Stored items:
··········
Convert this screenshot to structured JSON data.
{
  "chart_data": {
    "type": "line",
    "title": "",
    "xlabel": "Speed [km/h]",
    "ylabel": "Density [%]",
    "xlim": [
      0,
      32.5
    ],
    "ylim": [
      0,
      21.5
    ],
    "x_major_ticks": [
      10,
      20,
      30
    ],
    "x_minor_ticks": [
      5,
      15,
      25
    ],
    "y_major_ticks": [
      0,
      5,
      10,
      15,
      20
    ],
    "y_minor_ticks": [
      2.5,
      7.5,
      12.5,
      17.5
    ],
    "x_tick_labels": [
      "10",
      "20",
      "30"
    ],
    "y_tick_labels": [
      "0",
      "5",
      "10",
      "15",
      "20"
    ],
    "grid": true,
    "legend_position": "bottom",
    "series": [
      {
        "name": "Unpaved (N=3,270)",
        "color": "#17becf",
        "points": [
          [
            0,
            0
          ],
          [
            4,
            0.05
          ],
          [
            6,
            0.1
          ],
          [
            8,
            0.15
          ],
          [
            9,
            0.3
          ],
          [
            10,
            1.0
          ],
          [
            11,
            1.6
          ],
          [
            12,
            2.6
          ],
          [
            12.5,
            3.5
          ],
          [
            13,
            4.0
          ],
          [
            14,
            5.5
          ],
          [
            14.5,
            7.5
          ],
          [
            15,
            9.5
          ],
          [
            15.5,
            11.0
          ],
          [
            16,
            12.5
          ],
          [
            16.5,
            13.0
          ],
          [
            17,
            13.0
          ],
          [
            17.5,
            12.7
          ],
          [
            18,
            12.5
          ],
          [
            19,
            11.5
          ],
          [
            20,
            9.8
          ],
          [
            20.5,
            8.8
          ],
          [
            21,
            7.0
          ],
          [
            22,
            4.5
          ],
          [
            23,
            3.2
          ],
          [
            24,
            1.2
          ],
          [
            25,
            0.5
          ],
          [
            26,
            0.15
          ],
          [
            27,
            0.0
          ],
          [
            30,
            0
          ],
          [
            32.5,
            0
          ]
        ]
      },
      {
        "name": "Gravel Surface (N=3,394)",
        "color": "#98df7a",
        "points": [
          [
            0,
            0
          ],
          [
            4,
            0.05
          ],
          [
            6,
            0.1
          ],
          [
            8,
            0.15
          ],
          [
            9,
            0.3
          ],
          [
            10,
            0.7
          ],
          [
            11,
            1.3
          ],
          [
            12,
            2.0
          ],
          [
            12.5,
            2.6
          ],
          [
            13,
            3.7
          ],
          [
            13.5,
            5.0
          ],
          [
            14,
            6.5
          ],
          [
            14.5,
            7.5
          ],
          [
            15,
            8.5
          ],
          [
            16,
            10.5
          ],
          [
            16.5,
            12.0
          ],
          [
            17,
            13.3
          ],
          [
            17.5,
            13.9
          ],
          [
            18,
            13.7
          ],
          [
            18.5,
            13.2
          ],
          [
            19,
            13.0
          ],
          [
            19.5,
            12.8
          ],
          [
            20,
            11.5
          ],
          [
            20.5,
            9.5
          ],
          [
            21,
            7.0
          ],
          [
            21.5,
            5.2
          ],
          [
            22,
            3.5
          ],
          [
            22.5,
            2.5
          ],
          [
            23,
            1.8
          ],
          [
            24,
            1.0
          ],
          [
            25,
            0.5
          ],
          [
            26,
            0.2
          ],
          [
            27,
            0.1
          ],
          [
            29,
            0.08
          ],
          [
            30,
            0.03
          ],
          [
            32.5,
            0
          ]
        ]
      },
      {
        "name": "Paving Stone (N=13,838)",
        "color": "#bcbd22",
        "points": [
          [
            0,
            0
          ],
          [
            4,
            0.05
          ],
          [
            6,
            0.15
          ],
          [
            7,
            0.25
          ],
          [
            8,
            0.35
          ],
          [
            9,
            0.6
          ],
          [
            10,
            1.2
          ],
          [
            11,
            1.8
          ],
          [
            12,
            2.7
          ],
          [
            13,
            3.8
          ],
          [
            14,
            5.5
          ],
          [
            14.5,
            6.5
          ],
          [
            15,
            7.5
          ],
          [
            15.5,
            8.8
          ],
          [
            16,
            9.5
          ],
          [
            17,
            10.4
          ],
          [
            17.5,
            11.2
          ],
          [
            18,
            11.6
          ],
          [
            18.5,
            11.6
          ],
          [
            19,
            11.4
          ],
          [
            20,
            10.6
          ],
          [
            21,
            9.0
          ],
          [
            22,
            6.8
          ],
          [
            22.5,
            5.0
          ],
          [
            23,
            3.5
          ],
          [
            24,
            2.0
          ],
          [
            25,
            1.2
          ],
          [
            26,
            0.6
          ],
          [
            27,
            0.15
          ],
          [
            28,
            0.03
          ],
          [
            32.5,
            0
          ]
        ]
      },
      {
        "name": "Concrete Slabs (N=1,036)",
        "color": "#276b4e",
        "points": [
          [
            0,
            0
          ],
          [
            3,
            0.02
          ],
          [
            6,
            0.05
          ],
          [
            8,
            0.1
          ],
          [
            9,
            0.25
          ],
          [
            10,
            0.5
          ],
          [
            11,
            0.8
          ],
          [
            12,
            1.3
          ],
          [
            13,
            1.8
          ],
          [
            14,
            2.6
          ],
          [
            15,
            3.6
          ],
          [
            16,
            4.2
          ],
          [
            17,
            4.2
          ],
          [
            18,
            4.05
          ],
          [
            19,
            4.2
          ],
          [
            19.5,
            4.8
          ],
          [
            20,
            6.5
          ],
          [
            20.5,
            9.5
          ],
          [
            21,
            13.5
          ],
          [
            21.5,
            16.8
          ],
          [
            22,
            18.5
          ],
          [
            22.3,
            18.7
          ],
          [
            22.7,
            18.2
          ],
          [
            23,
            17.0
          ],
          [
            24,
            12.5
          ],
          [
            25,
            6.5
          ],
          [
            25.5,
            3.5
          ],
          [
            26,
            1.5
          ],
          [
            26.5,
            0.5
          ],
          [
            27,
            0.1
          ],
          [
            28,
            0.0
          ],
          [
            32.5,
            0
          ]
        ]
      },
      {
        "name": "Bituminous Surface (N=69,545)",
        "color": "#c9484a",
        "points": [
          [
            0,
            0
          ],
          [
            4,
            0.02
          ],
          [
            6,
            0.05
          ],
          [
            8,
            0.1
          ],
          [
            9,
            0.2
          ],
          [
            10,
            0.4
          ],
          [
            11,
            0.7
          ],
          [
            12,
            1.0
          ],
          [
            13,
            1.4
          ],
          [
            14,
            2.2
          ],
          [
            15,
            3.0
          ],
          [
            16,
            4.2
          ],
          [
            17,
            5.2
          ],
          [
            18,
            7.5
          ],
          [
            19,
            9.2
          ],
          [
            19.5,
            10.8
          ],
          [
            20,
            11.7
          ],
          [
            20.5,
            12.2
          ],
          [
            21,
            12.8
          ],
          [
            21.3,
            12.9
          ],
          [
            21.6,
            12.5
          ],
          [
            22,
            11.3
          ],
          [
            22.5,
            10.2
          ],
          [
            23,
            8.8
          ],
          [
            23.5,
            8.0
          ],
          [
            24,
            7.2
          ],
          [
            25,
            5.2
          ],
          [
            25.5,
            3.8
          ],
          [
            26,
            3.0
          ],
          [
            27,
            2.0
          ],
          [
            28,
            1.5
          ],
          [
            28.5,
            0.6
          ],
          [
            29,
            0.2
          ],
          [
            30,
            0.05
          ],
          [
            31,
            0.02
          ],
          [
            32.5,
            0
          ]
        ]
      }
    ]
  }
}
··········
STATED EXERCISE>
Take the listing above and write it out again exactly.

RESPONSE TO THIS TASK>
Convert this screenshot to structured JSON data.
{
  "chart_data": {
    "type": "line",
    "title": "",
    "xlabel": "Speed [km/h]",
    "ylabel": "Density [%]",
    "xlim": [
      0,
      32.5
    ],
    "ylim": [
      0,
      21.5
    ],
    "x_major_ticks": [
      10,
      20,
      30
    ],
    "x_minor_ticks": [
      5,
      15,
      25
    ],
    "y_major_ticks": [
      0,
      5,
      10,
      15,
      20
    ],
    "y_minor_ticks": [
      2.5,
      7.5,
      12.5,
      17.5
    ],
    "x_tick_labels": [
      "10",
      "20",
      "30"
    ],
    "y_tick_labels": [
      "0",
      "5",
      "10",
      "15",
      "20"
    ],
    "grid": true,
    "legend_position": "bottom",
    "series": [
      {
        "name": "Unpaved (N=3,270)",
        "color": "#17becf",
        "points": [
          [
            0,
            0
          ],
          [
            4,
            0.05
          ],
          [
            6,
            0.1
          ],
          [
            8,
            0.15
          ],
          [
            9,
            0.3
          ],
          [
            10,
            1.0
          ],
          [
            11,
            1.6
          ],
          [
            12,
            2.6
          ],
          [
            12.5,
            3.5
          ],
          [
            13,
            4.0
          ],
          [
            14,
            5.5
          ],
          [
            14.5,
            7.5
          ],
          [
            15,
            9.5
          ],
          [
            15.5,
            11.0
          ],
          [
            16,
            12.5
          ],
          [
            16.5,
            13.0
          ],
          [
            17,
            13.0
          ],
          [
            17.5,
            12.7
          ],
          [
            18,
            12.5
          ],
          [
            19,
            11.5
          ],
          [
            20,
            9.8
          ],
          [
            20.5,
            8.8
          ],
          [
            21,
            7.0
          ],
          [
            22,
            4.5
          ],
          [
            23,
            3.2
          ],
          [
            24,
            1.2
          ],
          [
            25,
            0.5
          ],
          [
            26,
            0.15
          ],
          [
            27,
            0.0
          ],
          [
            30,
            0
          ],
          [
            32.5,
            0
          ]
        ]
      },
      {
        "name": "Gravel Surface (N=3,394)",
        "color": "#98df7a",
        "points": [
          [
            0,
            0
          ],
          [
            4,
            0.05
          ],
          [
            6,
            0.1
          ],
          [
            8,
            0.15
          ],
          [
            9,
            0.3
          ],
          [
            10,
            0.7
          ],
          [
            11,
            1.3
          ],
          [
            12,
            2.0
          ],
          [
            12.5,
            2.6
          ],
          [
            13,
            3.7
          ],
          [
            13.5,
            5.0
          ],
          [
            14,
            6.5
          ],
          [
            14.5,
            7.5
          ],
          [
            15,
            8.5
          ],
          [
            16,
            10.5
          ],
          [
            16.5,
            12.0
          ],
          [
            17,
            13.3
          ],
          [
            17.5,
            13.9
          ],
          [
            18,
            13.7
          ],
          [
            18.5,
            13.2
          ],
          [
            19,
            13.0
          ],
          [
            19.5,
            12.8
          ],
          [
            20,
            11.5
          ],
          [
            20.5,
            9.5
          ],
          [
            21,
            7.0
          ],
          [
            21.5,
            5.2
          ],
          [
            22,
            3.5
          ],
          [
            22.5,
            2.5
          ],
          [
            23,
            1.8
          ],
          [
            24,
            1.0
          ],
          [
            25,
            0.5
          ],
          [
            26,
            0.2
          ],
          [
            27,
            0.1
          ],
          [
            29,
            0.08
          ],
          [
            30,
            0.03
          ],
          [
            32.5,
            0
          ]
        ]
      },
      {
        "name": "Paving Stone (N=13,838)",
        "color": "#bcbd22",
        "points": [
          [
            0,
            0
          ],
          [
            4,
            0.05
          ],
          [
            6,
            0.15
          ],
          [
            7,
            0.25
          ],
          [
            8,
            0.35
          ],
          [
            9,
            0.6
          ],
          [
            10,
            1.2
          ],
          [
            11,
            1.8
          ],
          [
            12,
            2.7
          ],
          [
            13,
            3.8
          ],
          [
            14,
            5.5
          ],
          [
            14.5,
            6.5
          ],
          [
            15,
            7.5
          ],
          [
            15.5,
            8.8
          ],
          [
            16,
            9.5
          ],
          [
            17,
            10.4
          ],
          [
            17.5,
            11.2
          ],
          [
            18,
            11.6
          ],
          [
            18.5,
            11.6
          ],
          [
            19,
            11.4
          ],
          [
            20,
            10.6
          ],
          [
            21,
            9.0
          ],
          [
            22,
            6.8
          ],
          [
            22.5,
            5.0
          ],
          [
            23,
            3.5
          ],
          [
            24,
            2.0
          ],
          [
            25,
            1.2
          ],
          [
            26,
            0.6
          ],
          [
            27,
            0.15
          ],
          [
            28,
            0.03
          ],
          [
            32.5,
            0
          ]
        ]
      },
      {
        "name": "Concrete Slabs (N=1,036)",
        "color": "#276b4e",
        "points": [
          [
            0,
            0
          ],
          [
            3,
            0.02
          ],
          [
            6,
            0.05
          ],
          [
            8,
            0.1
          ],
          [
            9,
            0.25
          ],
          [
            10,
            0.5
          ],
          [
            11,
            0.8
          ],
          [
            12,
            1.3
          ],
          [
            13,
            1.8
          ],
          [
            14,
            2.6
          ],
          [
            15,
            3.6
          ],
          [
            16,
            4.2
          ],
          [
            17,
            4.2
          ],
          [
            18,
            4.05
          ],
          [
            19,
            4.2
          ],
          [
            19.5,
            4.8
          ],
          [
            20,
            6.5
          ],
          [
            20.5,
            9.5
          ],
          [
            21,
            13.5
          ],
          [
            21.5,
            16.8
          ],
          [
            22,
            18.5
          ],
          [
            22.3,
            18.7
          ],
          [
            22.7,
            18.2
          ],
          [
            23,
            17.0
          ],
          [
            24,
            12.5
          ],
          [
            25,
            6.5
          ],
          [
            25.5,
            3.5
          ],
          [
            26,
            1.5
          ],
          [
            26.5,
            0.5
          ],
          [
            27,
            0.1
          ],
          [
            28,
            0.0
          ],
          [
            32.5,
            0
          ]
        ]
      },
      {
        "name": "Bituminous Surface (N=69,545)",
        "color": "#c9484a",
        "points": [
          [
            0,
            0
          ],
          [
            4,
            0.02
          ],
          [
            6,
            0.05
          ],
          [
            8,
            0.1
          ],
          [
            9,
            0.2
          ],
          [
            10,
            0.4
          ],
          [
            11,
            0.7
          ],
          [
            12,
            1.0
          ],
          [
            13,
            1.4
          ],
          [
            14,
            2.2
          ],
          [
            15,
            3.0
          ],
          [
            16,
            4.2
          ],
          [
            17,
            5.2
          ],
          [
            18,
            7.5
          ],
          [
            19,
            9.2
          ],
          [
            19.5,
            10.8
          ],
          [
            20,
            11.7
          ],
          [
            20.5,
            12.2
          ],
          [
            21,
            12.8
          ],
          [
            21.3,
            12.9
          ],
          [
            21.6,
            12.5
          ],
          [
            22,
            11.3
          ],
          [
            22.5,
            10.2
          ],
          [
            23,
            8.8
          ],
          [
            23.5,
            8.0
          ],
          [
            24,
            7.2
          ],
          [
            25,
            5.2
          ],
          [
            25.5,
            3.8
          ],
          [
            26,
            3.0
          ],
          [
            27,
            2.0
          ],
          [
            28,
            1.5
          ],
          [
            28.5,
            0.6
          ],
          [
            29,
            0.2
          ],
          [
            30,
            0.05
          ],
          [
            31,
            0.02
          ],
          [
            32.5,
            0
          ]
        ]
      }
    ]
  }
}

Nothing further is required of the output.